## WHAT NEEDS TO BE DONE
Reproduce every item below character for character, with each line unchanged.

** begin SUPPLIED RECORDS **

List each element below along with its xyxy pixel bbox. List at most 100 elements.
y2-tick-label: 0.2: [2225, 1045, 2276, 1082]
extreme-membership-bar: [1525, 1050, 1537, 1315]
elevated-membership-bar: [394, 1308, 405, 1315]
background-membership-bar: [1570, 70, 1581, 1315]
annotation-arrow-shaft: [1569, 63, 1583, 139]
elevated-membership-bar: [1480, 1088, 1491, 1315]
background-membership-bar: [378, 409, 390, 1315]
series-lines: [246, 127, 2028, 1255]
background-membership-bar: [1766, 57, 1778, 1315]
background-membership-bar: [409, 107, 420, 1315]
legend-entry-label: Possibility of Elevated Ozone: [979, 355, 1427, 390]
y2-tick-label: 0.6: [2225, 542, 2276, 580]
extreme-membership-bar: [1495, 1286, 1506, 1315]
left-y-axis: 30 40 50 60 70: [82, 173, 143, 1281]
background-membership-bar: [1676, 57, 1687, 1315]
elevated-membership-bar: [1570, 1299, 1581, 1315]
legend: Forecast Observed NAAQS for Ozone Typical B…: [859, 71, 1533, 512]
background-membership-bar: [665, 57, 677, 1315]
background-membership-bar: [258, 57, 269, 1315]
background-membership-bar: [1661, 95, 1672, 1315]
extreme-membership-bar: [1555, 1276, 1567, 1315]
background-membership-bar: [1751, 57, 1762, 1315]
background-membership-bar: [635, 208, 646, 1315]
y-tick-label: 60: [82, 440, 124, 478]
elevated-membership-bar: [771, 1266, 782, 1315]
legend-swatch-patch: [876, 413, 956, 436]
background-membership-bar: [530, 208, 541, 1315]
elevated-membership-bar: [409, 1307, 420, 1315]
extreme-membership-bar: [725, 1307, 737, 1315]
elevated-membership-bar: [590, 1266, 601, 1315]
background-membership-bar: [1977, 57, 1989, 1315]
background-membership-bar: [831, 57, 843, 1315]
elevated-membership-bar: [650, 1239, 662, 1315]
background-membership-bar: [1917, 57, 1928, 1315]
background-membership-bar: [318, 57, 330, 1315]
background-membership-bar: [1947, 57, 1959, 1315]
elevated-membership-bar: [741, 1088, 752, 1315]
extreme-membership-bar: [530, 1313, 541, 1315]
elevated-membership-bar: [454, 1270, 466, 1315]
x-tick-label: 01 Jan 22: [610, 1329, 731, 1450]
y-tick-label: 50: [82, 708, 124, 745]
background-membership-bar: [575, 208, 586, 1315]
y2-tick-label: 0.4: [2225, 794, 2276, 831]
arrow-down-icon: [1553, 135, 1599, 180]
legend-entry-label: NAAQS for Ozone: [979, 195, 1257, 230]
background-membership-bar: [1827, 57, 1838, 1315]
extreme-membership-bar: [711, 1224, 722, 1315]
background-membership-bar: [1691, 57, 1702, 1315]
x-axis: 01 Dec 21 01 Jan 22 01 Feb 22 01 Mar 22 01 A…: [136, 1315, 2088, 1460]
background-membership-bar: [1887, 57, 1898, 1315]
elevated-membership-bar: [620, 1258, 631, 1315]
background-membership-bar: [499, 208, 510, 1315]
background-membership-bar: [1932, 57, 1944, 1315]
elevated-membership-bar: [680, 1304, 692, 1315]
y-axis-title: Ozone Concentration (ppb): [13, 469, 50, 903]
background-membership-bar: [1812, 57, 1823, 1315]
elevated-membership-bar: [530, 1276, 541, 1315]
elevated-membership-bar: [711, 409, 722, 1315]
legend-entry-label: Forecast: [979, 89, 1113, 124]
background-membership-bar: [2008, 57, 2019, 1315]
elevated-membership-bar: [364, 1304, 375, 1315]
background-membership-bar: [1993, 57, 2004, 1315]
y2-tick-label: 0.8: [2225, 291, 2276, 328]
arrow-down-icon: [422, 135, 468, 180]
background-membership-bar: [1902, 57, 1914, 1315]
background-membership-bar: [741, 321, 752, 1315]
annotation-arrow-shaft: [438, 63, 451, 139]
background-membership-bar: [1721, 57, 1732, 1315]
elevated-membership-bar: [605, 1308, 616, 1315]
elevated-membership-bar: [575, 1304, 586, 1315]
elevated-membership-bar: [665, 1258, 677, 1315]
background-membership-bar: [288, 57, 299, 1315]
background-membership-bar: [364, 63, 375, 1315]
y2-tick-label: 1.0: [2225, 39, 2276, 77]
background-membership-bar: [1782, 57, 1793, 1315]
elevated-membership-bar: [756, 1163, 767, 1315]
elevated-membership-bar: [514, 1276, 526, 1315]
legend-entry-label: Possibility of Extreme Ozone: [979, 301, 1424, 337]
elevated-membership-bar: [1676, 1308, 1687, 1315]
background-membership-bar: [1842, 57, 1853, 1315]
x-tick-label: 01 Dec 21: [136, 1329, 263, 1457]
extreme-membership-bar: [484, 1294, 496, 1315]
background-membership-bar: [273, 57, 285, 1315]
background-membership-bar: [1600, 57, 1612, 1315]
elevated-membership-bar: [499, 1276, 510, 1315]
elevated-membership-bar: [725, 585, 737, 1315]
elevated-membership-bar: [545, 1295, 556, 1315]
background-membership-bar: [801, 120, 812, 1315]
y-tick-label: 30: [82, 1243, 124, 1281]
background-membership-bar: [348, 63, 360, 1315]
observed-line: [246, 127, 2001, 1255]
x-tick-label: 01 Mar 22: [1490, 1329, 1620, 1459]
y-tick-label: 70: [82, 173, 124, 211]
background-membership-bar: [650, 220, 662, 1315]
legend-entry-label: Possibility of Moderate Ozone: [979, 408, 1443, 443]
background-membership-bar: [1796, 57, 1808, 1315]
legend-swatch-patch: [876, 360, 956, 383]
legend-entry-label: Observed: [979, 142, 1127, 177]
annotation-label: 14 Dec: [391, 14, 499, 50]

** end SUPPLIED RECORDS **

## FINISHED ANSWER
List each element below along with its xyxy pixel bbox. List at most 100 elements.
y2-tick-label: 0.2: [2225, 1045, 2276, 1082]
extreme-membership-bar: [1525, 1050, 1537, 1315]
elevated-membership-bar: [394, 1308, 405, 1315]
background-membership-bar: [1570, 70, 1581, 1315]
annotation-arrow-shaft: [1569, 63, 1583, 139]
elevated-membership-bar: [1480, 1088, 1491, 1315]
background-membership-bar: [378, 409, 390, 1315]
series-lines: [246, 127, 2028, 1255]
background-membership-bar: [1766, 57, 1778, 1315]
background-membership-bar: [409, 107, 420, 1315]
legend-entry-label: Possibility of Elevated Ozone: [979, 355, 1427, 390]
y2-tick-label: 0.6: [2225, 542, 2276, 580]
extreme-membership-bar: [1495, 1286, 1506, 1315]
left-y-axis: 30 40 50 60 70: [82, 173, 143, 1281]
background-membership-bar: [1676, 57, 1687, 1315]
elevated-membership-bar: [1570, 1299, 1581, 1315]
legend: Forecast Observed NAAQS for Ozone Typical B…: [859, 71, 1533, 512]
background-membership-bar: [665, 57, 677, 1315]
background-membership-bar: [258, 57, 269, 1315]
background-membership-bar: [1661, 95, 1672, 1315]
extreme-membership-bar: [1555, 1276, 1567, 1315]
background-membership-bar: [1751, 57, 1762, 1315]
background-membership-bar: [635, 208, 646, 1315]
y-tick-label: 60: [82, 440, 124, 478]
elevated-membership-bar: [771, 1266, 782, 1315]
legend-swatch-patch: [876, 413, 956, 436]
background-membership-bar: [530, 208, 541, 1315]
elevated-membership-bar: [409, 1307, 420, 1315]
extreme-membership-bar: [725, 1307, 737, 1315]
elevated-membership-bar: [590, 1266, 601, 1315]
background-membership-bar: [1977, 57, 1989, 1315]
background-membership-bar: [831, 57, 843, 1315]
elevated-membership-bar: [650, 1239, 662, 1315]
background-membership-bar: [1917, 57, 1928, 1315]
background-membership-bar: [318, 57, 330, 1315]
background-membership-bar: [1947, 57, 1959, 1315]
elevated-membership-bar: [741, 1088, 752, 1315]
extreme-membership-bar: [530, 1313, 541, 1315]
elevated-membership-bar: [454, 1270, 466, 1315]
x-tick-label: 01 Jan 22: [610, 1329, 731, 1450]
y-tick-label: 50: [82, 708, 124, 745]
background-membership-bar: [575, 208, 586, 1315]
y2-tick-label: 0.4: [2225, 794, 2276, 831]
arrow-down-icon: [1553, 135, 1599, 180]
legend-entry-label: NAAQS for Ozone: [979, 195, 1257, 230]
background-membership-bar: [1827, 57, 1838, 1315]
extreme-membership-bar: [711, 1224, 722, 1315]
background-membership-bar: [1691, 57, 1702, 1315]
x-axis: 01 Dec 21 01 Jan 22 01 Feb 22 01 Mar 22 01 A…: [136, 1315, 2088, 1460]
background-membership-bar: [1887, 57, 1898, 1315]
elevated-membership-bar: [620, 1258, 631, 1315]
background-membership-bar: [499, 208, 510, 1315]
background-membership-bar: [1932, 57, 1944, 1315]
elevated-membership-bar: [680, 1304, 692, 1315]
y-axis-title: Ozone Concentration (ppb): [13, 469, 50, 903]
background-membership-bar: [1812, 57, 1823, 1315]
elevated-membership-bar: [530, 1276, 541, 1315]
elevated-membership-bar: [711, 409, 722, 1315]
legend-entry-label: Forecast: [979, 89, 1113, 124]
background-membership-bar: [2008, 57, 2019, 1315]
elevated-membership-bar: [364, 1304, 375, 1315]
background-membership-bar: [1993, 57, 2004, 1315]
y2-tick-label: 0.8: [2225, 291, 2276, 328]
arrow-down-icon: [422, 135, 468, 180]
background-membership-bar: [1902, 57, 1914, 1315]
background-membership-bar: [741, 321, 752, 1315]
annotation-arrow-shaft: [438, 63, 451, 139]
background-membership-bar: [1721, 57, 1732, 1315]
elevated-membership-bar: [605, 1308, 616, 1315]
elevated-membership-bar: [575, 1304, 586, 1315]
elevated-membership-bar: [665, 1258, 677, 1315]
background-membership-bar: [288, 57, 299, 1315]
background-membership-bar: [364, 63, 375, 1315]
y2-tick-label: 1.0: [2225, 39, 2276, 77]
background-membership-bar: [1782, 57, 1793, 1315]
elevated-membership-bar: [756, 1163, 767, 1315]
elevated-membership-bar: [514, 1276, 526, 1315]
legend-entry-label: Possibility of Extreme Ozone: [979, 301, 1424, 337]
elevated-membership-bar: [1676, 1308, 1687, 1315]
background-membership-bar: [1842, 57, 1853, 1315]
x-tick-label: 01 Dec 21: [136, 1329, 263, 1457]
extreme-membership-bar: [484, 1294, 496, 1315]
background-membership-bar: [273, 57, 285, 1315]
background-membership-bar: [1600, 57, 1612, 1315]
elevated-membership-bar: [499, 1276, 510, 1315]
elevated-membership-bar: [725, 585, 737, 1315]
elevated-membership-bar: [545, 1295, 556, 1315]
background-membership-bar: [801, 120, 812, 1315]
y-tick-label: 30: [82, 1243, 124, 1281]
background-membership-bar: [348, 63, 360, 1315]
observed-line: [246, 127, 2001, 1255]
x-tick-label: 01 Mar 22: [1490, 1329, 1620, 1459]
y-tick-label: 70: [82, 173, 124, 211]
background-membership-bar: [650, 220, 662, 1315]
legend-entry-label: Possibility of Moderate Ozone: [979, 408, 1443, 443]
background-membership-bar: [1796, 57, 1808, 1315]
legend-swatch-patch: [876, 360, 956, 383]
legend-entry-label: Observed: [979, 142, 1127, 177]
annotation-label: 14 Dec: [391, 14, 499, 50]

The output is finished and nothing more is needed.